-- SUPPLIED INFORMATION --

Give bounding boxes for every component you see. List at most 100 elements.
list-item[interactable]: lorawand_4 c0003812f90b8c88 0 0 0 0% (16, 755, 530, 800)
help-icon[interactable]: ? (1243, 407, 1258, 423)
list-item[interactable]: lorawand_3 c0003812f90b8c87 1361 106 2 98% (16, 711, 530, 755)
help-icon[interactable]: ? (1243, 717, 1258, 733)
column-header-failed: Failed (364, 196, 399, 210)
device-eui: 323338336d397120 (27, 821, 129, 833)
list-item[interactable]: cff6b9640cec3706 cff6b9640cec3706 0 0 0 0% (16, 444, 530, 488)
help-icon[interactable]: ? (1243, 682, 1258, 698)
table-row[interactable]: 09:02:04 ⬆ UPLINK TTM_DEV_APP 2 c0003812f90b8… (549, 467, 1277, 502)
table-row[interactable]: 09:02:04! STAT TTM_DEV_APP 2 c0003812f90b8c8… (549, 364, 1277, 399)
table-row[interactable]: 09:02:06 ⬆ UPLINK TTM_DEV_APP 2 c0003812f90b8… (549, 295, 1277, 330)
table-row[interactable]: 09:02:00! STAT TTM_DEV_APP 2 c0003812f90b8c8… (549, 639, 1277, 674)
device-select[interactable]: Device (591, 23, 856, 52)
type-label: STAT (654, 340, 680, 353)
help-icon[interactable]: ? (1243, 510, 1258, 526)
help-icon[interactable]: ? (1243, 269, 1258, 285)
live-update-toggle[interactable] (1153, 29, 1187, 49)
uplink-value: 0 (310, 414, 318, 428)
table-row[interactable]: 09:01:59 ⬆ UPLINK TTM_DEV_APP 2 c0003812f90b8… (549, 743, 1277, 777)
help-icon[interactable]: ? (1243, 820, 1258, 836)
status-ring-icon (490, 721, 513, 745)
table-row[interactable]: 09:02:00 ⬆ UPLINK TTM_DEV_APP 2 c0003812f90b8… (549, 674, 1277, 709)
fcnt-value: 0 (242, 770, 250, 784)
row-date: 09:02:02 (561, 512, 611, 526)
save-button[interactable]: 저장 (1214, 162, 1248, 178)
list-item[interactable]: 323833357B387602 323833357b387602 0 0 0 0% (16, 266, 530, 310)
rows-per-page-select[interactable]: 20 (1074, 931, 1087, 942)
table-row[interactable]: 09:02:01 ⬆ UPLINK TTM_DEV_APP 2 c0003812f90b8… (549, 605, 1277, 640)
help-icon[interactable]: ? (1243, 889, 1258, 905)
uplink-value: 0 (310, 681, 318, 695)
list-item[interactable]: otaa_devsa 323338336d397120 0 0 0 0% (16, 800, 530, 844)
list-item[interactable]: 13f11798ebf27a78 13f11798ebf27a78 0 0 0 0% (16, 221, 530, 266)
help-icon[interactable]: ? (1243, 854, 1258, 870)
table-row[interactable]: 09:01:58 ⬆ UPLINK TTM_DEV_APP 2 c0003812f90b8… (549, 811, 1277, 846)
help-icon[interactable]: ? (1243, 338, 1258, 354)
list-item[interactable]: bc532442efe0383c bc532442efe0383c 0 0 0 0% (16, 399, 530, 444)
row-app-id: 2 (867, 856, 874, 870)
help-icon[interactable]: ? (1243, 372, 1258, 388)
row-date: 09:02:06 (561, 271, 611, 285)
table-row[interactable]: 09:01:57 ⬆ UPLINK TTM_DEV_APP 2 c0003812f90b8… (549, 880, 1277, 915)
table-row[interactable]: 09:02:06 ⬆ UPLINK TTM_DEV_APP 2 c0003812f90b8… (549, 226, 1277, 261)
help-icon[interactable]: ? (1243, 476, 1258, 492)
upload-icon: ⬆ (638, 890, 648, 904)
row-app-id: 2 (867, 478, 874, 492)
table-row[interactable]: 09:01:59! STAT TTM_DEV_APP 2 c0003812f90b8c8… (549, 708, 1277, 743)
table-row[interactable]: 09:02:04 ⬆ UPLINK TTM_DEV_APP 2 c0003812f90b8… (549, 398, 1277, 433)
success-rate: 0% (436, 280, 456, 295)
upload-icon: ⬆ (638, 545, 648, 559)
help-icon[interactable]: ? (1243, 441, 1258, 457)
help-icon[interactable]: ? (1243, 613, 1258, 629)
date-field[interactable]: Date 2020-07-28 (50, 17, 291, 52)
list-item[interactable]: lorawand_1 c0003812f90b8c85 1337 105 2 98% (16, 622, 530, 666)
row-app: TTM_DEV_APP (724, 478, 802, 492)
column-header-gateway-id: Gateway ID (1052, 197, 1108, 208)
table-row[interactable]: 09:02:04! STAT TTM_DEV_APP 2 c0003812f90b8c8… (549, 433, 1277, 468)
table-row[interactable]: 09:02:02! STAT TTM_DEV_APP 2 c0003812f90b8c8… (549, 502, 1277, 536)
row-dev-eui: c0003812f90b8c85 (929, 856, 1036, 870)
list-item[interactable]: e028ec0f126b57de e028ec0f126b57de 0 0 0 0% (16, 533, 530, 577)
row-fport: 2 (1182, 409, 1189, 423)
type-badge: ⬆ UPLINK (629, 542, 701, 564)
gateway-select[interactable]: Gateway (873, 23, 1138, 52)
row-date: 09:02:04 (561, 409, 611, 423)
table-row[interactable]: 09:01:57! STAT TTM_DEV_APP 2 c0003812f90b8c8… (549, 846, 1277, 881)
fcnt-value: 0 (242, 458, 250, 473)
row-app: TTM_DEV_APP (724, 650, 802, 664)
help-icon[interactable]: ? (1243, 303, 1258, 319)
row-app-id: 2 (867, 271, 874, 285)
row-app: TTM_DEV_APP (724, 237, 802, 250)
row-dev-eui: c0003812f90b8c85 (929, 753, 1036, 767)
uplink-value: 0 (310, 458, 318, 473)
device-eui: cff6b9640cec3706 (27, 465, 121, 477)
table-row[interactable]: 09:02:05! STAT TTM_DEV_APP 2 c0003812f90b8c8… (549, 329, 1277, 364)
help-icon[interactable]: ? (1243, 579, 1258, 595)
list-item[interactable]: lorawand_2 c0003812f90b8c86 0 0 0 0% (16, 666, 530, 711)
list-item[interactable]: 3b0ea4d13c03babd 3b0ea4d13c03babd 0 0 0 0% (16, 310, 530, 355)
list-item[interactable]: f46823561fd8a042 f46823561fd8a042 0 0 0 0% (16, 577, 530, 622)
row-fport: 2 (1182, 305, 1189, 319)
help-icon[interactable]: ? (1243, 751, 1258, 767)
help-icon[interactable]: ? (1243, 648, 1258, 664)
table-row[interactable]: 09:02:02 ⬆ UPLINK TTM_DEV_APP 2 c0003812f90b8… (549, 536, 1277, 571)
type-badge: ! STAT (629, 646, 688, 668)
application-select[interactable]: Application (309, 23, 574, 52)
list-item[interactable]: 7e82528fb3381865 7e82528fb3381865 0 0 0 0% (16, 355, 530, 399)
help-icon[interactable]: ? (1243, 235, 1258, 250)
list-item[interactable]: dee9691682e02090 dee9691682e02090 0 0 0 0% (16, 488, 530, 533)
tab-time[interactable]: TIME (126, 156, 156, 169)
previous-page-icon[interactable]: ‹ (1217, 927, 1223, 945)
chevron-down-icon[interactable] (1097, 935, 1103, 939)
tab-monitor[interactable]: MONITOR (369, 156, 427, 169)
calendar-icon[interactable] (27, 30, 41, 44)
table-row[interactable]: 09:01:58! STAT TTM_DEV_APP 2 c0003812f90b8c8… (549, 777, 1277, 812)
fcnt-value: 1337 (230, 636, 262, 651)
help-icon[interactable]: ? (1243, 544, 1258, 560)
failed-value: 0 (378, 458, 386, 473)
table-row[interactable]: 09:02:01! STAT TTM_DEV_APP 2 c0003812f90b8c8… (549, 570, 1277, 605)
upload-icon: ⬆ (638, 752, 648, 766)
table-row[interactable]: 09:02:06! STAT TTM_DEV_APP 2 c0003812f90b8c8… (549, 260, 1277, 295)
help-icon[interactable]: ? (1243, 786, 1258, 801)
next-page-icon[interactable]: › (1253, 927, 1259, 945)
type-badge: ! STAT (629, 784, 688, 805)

-- THE TASK --
Format the lines from the start of the records through the line containing "help-icon[interactable]: ? (1243, 407, 1258, 423)" as a JSON list of strings, one string per line, with blank lines left out.

-- COMPLETE RESPONSE --
[
  "Give bounding boxes for every component you see. List at most 100 elements.",
  "list-item[interactable]: lorawand_4 c0003812f90b8c88 0 0 0 0% (16, 755, 530, 800)",
  "help-icon[interactable]: ? (1243, 407, 1258, 423)"
]